**YOUR GOAL:** Count how many lines of the material hold "Interest". Respond with that number alone.

**RECORDS SUPPLIED:**
>>>
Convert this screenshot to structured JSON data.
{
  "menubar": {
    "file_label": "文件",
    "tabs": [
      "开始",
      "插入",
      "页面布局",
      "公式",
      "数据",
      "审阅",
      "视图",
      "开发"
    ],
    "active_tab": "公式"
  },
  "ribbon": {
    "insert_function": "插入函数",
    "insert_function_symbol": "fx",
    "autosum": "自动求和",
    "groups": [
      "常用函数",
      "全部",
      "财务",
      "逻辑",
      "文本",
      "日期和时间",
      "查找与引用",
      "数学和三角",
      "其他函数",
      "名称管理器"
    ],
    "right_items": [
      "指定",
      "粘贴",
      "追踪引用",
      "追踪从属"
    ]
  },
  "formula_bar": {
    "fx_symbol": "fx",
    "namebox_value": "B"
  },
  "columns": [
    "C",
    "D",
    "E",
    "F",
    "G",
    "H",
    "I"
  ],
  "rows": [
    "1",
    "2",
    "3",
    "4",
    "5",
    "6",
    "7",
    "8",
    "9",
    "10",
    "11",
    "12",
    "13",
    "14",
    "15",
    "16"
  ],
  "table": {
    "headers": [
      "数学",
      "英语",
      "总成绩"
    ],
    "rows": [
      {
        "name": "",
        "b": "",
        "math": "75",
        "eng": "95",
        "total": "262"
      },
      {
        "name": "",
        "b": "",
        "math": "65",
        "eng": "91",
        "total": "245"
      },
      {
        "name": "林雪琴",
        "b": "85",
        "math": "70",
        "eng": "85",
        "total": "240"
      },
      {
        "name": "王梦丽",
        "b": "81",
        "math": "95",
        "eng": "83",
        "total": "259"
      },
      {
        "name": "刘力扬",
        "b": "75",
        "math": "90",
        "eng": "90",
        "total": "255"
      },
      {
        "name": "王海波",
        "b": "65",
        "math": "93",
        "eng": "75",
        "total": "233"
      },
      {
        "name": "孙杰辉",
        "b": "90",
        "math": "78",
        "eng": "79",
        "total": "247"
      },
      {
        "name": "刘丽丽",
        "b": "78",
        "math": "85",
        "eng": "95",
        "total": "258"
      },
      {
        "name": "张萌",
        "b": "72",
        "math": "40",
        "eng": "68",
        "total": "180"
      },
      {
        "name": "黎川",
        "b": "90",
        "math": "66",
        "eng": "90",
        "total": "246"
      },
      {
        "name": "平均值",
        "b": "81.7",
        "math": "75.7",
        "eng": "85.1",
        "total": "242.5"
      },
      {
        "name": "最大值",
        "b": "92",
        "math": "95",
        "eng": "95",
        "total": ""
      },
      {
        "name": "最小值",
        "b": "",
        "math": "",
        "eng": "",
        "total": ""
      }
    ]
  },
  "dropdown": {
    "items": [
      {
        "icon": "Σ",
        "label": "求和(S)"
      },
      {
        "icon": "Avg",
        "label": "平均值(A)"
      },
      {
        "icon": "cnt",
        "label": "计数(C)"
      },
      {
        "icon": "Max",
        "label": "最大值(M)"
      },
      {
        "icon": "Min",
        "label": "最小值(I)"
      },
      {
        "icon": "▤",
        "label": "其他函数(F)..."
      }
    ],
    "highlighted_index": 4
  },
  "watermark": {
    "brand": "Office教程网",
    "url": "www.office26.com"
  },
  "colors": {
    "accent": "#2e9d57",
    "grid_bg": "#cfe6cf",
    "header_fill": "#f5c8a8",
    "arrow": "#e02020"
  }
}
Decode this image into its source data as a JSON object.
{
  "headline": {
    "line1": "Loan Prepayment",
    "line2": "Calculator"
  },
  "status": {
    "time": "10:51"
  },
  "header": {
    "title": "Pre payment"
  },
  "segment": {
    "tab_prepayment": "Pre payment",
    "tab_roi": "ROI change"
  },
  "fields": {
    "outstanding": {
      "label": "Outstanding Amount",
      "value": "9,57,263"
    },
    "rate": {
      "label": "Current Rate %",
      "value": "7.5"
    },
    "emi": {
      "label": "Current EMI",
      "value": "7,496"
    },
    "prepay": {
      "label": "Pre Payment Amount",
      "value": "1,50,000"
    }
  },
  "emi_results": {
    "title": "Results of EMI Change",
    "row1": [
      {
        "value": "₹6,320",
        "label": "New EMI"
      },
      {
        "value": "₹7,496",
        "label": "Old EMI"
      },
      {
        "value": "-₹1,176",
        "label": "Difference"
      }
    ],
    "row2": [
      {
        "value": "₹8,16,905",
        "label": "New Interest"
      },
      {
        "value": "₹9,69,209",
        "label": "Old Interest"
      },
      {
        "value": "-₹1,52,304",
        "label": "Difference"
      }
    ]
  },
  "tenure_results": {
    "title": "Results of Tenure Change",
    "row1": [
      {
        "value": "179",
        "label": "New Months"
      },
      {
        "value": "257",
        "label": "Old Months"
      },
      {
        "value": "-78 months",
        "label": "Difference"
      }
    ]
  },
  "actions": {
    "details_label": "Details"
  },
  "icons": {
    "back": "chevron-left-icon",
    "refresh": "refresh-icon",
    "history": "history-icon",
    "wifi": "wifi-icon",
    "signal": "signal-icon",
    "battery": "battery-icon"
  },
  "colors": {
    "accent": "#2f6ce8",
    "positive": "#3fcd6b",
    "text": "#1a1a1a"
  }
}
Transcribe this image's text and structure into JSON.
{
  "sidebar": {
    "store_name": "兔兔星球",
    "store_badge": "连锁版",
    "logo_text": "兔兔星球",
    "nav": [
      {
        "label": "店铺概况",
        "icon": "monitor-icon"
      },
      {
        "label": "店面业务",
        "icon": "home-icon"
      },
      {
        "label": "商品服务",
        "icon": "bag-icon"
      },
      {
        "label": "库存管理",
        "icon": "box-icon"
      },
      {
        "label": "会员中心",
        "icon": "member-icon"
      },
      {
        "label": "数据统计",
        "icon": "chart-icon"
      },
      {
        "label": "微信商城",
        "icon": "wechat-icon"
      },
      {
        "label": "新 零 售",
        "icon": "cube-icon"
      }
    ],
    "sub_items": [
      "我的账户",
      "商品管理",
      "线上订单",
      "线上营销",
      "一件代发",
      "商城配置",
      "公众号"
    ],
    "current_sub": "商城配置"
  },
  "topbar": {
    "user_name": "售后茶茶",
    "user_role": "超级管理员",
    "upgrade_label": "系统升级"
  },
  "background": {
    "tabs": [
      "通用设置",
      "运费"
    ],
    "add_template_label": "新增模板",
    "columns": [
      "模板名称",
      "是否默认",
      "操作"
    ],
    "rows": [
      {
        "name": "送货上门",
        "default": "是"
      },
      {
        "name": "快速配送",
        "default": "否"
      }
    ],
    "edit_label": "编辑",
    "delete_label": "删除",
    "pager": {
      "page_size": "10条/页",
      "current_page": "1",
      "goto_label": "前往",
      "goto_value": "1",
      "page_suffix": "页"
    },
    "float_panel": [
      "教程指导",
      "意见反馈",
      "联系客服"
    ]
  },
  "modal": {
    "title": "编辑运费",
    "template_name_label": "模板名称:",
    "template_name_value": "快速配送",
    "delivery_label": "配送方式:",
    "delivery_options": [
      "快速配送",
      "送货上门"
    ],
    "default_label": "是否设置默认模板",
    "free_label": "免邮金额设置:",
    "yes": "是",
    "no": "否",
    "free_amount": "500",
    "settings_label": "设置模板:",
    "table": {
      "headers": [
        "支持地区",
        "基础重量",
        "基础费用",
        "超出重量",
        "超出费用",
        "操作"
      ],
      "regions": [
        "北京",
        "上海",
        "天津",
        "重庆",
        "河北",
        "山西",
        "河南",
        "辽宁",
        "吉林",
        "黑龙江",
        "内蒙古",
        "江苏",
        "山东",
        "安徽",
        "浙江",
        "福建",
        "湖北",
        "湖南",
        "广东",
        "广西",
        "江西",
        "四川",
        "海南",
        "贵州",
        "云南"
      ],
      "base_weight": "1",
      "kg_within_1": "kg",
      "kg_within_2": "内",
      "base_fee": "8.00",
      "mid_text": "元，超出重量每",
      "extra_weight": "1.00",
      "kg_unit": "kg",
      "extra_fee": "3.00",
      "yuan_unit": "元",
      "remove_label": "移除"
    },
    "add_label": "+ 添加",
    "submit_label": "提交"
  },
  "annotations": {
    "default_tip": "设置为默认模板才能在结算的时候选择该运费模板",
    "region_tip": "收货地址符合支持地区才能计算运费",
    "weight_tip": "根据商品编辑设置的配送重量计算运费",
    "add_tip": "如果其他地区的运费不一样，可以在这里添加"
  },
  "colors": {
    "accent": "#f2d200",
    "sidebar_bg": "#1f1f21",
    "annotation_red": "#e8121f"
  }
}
<<<
**RESPONSE BELOW:** 2